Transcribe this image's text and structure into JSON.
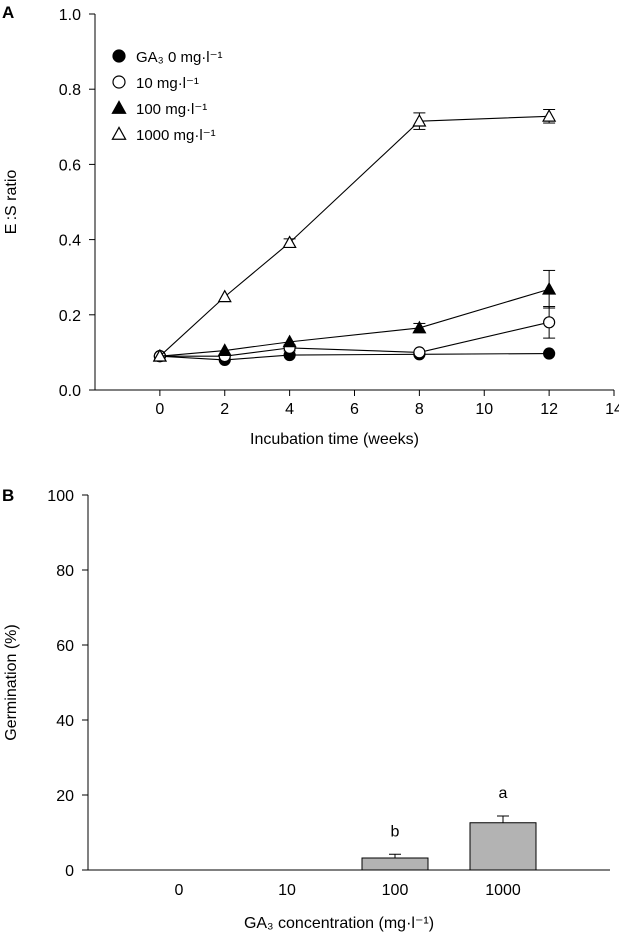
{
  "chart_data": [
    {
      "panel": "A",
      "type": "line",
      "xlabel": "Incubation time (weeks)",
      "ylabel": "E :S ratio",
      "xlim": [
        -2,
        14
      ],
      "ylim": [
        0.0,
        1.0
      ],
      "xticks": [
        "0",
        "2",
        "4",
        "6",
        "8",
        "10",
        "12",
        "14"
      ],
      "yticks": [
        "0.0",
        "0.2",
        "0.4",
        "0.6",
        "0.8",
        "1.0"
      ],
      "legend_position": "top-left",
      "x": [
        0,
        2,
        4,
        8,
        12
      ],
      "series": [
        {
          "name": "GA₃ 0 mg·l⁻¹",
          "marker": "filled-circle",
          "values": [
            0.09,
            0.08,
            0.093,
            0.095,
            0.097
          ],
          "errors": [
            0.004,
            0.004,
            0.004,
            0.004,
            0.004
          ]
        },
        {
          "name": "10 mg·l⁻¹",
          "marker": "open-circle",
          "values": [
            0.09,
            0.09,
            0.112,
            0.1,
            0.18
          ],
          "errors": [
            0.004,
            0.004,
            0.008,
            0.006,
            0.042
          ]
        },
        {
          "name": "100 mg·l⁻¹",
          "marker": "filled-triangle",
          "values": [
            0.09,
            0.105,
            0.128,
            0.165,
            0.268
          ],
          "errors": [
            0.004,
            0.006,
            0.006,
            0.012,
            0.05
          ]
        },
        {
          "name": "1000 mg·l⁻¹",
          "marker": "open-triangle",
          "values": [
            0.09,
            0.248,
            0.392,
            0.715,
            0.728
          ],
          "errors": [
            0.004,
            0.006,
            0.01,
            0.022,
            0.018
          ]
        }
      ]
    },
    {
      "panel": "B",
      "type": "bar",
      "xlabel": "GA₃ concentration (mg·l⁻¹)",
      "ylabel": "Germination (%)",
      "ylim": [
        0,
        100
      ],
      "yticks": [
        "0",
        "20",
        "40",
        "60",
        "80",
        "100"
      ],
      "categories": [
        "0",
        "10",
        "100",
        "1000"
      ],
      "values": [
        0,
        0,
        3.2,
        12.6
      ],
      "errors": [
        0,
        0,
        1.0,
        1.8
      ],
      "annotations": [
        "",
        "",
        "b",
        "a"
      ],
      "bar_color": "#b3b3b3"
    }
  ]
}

------------------------------------------------------------

Given request
Identify every line above that includes the word "xlabel", and show those lines.

Answer to this exercise
      "xlabel": "Incubation time (weeks)",
      "xlabel": "GA₃ concentration (mg·l⁻¹)",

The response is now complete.